## TASK OBJECTIVE
Look at the entries below and reproduce them exactly.
--- start ---
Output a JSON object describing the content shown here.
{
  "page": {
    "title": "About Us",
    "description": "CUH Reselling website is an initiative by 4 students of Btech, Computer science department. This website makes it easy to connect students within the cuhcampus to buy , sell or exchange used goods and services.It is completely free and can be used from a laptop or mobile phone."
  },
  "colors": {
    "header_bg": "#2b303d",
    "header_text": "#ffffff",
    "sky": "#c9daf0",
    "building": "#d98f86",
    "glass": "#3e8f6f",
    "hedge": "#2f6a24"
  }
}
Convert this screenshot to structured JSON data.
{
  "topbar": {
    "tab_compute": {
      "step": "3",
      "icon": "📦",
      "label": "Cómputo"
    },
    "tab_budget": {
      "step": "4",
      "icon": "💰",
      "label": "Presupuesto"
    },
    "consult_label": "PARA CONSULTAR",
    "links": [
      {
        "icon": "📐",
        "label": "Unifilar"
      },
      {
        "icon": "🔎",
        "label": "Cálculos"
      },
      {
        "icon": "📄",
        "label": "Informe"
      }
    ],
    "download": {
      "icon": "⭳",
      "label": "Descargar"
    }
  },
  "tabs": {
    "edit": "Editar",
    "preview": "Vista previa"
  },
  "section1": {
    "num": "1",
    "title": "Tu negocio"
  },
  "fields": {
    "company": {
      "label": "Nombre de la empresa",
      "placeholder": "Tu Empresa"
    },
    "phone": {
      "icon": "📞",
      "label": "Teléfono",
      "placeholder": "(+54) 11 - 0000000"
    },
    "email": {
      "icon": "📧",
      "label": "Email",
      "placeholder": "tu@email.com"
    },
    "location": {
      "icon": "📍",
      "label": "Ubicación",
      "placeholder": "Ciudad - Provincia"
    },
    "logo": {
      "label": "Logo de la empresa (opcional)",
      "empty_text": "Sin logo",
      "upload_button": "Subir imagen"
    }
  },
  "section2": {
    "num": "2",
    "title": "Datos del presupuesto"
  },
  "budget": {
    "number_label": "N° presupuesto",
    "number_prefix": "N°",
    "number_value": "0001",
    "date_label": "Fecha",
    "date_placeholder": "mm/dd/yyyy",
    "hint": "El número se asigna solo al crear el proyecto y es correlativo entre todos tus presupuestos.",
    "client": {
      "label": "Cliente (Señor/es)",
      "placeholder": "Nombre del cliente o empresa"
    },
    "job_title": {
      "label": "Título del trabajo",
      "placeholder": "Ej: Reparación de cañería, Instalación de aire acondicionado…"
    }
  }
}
--- end ---
## ANSWER TO THE TASK
Output a JSON object describing the content shown here.
{
  "page": {
    "title": "About Us",
    "description": "CUH Reselling website is an initiative by 4 students of Btech, Computer science department. This website makes it easy to connect students within the cuhcampus to buy , sell or exchange used goods and services.It is completely free and can be used from a laptop or mobile phone."
  },
  "colors": {
    "header_bg": "#2b303d",
    "header_text": "#ffffff",
    "sky": "#c9daf0",
    "building": "#d98f86",
    "glass": "#3e8f6f",
    "hedge": "#2f6a24"
  }
}
Convert this screenshot to structured JSON data.
{
  "topbar": {
    "tab_compute": {
      "step": "3",
      "icon": "📦",
      "label": "Cómputo"
    },
    "tab_budget": {
      "step": "4",
      "icon": "💰",
      "label": "Presupuesto"
    },
    "consult_label": "PARA CONSULTAR",
    "links": [
      {
        "icon": "📐",
        "label": "Unifilar"
      },
      {
        "icon": "🔎",
        "label": "Cálculos"
      },
      {
        "icon": "📄",
        "label": "Informe"
      }
    ],
    "download": {
      "icon": "⭳",
      "label": "Descargar"
    }
  },
  "tabs": {
    "edit": "Editar",
    "preview": "Vista previa"
  },
  "section1": {
    "num": "1",
    "title": "Tu negocio"
  },
  "fields": {
    "company": {
      "label": "Nombre de la empresa",
      "placeholder": "Tu Empresa"
    },
    "phone": {
      "icon": "📞",
      "label": "Teléfono",
      "placeholder": "(+54) 11 - 0000000"
    },
    "email": {
      "icon": "📧",
      "label": "Email",
      "placeholder": "tu@email.com"
    },
    "location": {
      "icon": "📍",
      "label": "Ubicación",
      "placeholder": "Ciudad - Provincia"
    },
    "logo": {
      "label": "Logo de la empresa (opcional)",
      "empty_text": "Sin logo",
      "upload_button": "Subir imagen"
    }
  },
  "section2": {
    "num": "2",
    "title": "Datos del presupuesto"
  },
  "budget": {
    "number_label": "N° presupuesto",
    "number_prefix": "N°",
    "number_value": "0001",
    "date_label": "Fecha",
    "date_placeholder": "mm/dd/yyyy",
    "hint": "El número se asigna solo al crear el proyecto y es correlativo entre todos tus presupuestos.",
    "client": {
      "label": "Cliente (Señor/es)",
      "placeholder": "Nombre del cliente o empresa"
    },
    "job_title": {
      "label": "Título del trabajo",
      "placeholder": "Ej: Reparación de cañería, Instalación de aire acondicionado…"
    }
  }
}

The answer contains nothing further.